What is asked:
Look through the material below and count the lines with the string "this". Report only the count.

-- Start Records supplied --

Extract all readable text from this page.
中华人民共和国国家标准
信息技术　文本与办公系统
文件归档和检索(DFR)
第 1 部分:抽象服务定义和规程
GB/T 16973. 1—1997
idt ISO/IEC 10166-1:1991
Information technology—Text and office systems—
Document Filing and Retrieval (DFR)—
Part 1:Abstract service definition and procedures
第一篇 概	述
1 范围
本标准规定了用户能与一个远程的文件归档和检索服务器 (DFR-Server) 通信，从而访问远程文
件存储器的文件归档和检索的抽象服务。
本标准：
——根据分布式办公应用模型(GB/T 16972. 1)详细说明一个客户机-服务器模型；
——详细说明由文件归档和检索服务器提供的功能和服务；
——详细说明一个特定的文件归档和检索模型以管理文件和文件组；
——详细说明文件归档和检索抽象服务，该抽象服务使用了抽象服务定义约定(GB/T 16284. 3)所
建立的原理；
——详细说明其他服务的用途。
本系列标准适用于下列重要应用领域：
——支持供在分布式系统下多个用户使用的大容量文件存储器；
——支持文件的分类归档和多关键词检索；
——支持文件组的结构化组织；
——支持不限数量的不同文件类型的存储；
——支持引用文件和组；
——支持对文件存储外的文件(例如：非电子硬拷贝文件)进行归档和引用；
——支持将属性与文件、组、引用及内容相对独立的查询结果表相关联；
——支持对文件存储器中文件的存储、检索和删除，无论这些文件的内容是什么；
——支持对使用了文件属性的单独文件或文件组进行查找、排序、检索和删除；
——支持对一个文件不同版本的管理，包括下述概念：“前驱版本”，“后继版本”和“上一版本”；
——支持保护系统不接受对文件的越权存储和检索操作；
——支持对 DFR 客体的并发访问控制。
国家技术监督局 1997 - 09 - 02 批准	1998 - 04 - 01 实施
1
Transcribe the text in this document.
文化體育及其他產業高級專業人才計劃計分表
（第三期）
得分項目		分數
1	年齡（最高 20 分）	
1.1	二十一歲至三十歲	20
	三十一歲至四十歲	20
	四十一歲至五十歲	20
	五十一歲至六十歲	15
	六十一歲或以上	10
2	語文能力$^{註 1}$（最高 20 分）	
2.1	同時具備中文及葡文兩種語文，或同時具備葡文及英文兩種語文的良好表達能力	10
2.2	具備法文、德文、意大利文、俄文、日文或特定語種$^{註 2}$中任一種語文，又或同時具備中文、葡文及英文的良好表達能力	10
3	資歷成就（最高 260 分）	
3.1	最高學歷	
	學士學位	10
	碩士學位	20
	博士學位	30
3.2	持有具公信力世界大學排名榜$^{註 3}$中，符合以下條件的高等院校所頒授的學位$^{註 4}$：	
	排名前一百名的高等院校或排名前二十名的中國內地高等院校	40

-- End Records supplied --

Task response:
2